Exercise details →
Scan the lines below; pull out those with "OPENED".

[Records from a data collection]
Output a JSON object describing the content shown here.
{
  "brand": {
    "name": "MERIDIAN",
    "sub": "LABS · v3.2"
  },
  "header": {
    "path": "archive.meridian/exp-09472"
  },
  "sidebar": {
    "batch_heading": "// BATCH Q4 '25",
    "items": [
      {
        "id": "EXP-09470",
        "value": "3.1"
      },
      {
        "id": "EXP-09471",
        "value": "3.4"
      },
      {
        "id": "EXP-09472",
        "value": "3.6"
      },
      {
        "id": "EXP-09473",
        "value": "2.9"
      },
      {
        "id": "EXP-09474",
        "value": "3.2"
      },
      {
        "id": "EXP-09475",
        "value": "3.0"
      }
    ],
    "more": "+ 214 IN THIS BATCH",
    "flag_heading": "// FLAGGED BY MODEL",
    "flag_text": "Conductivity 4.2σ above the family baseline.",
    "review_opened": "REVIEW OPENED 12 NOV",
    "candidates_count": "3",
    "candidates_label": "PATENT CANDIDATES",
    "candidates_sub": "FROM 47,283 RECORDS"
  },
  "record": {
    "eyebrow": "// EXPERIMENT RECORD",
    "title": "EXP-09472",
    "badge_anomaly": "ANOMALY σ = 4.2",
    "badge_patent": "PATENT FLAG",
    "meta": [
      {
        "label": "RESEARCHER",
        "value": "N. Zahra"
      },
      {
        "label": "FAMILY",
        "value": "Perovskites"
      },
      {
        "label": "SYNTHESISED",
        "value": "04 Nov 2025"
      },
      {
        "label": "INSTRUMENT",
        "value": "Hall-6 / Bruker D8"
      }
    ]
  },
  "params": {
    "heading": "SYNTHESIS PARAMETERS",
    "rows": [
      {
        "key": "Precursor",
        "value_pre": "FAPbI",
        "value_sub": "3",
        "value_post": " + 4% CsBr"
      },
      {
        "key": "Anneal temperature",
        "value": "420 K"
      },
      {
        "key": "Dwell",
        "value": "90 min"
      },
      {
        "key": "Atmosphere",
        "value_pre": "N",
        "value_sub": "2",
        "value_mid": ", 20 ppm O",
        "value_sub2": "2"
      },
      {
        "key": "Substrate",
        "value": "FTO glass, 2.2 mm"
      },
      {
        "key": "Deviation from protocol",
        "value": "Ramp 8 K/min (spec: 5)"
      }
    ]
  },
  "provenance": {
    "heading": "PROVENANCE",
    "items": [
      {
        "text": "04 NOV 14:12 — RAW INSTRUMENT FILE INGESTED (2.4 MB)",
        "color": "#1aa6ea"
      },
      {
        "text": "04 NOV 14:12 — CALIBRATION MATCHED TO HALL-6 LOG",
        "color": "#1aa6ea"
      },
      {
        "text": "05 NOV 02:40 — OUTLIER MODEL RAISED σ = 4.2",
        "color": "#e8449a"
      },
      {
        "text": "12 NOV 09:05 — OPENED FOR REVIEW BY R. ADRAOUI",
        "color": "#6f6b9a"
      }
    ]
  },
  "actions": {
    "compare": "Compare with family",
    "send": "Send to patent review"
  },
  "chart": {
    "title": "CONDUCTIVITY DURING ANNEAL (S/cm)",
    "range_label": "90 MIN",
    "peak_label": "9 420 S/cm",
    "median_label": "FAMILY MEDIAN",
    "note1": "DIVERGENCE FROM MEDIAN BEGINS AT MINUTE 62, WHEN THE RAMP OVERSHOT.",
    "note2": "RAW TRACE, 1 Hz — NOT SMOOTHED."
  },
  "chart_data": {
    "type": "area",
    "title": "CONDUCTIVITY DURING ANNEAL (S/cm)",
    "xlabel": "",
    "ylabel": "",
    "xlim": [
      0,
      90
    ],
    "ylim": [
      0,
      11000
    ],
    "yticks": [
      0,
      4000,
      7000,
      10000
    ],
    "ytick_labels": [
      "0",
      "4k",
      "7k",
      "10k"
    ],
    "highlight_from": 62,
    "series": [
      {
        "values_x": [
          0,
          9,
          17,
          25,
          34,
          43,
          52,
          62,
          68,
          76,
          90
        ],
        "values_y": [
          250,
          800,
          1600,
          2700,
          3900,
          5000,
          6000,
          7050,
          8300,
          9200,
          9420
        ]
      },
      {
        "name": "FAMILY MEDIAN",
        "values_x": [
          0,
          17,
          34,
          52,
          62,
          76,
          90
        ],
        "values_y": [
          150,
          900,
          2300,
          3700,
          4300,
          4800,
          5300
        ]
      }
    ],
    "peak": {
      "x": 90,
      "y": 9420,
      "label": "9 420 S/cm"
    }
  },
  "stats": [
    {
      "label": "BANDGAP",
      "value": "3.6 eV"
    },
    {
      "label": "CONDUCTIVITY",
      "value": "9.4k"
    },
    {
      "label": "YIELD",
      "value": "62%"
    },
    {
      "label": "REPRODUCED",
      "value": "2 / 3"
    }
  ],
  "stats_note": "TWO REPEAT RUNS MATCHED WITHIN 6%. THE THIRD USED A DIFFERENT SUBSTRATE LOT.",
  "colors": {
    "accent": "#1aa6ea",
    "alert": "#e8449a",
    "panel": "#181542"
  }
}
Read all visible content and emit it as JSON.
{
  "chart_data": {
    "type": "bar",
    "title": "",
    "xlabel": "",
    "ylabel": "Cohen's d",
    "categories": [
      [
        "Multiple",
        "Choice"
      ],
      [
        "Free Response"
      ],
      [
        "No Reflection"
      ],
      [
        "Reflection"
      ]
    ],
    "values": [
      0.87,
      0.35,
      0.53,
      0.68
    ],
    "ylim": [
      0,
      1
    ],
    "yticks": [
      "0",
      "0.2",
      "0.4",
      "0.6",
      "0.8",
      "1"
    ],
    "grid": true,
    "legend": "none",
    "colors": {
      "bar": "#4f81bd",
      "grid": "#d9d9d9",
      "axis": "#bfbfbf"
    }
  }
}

Answer to the exercise →
    "review_opened": "REVIEW OPENED 12 NOV",
        "text": "12 NOV 09:05 — OPENED FOR REVIEW BY R. ADRAOUI",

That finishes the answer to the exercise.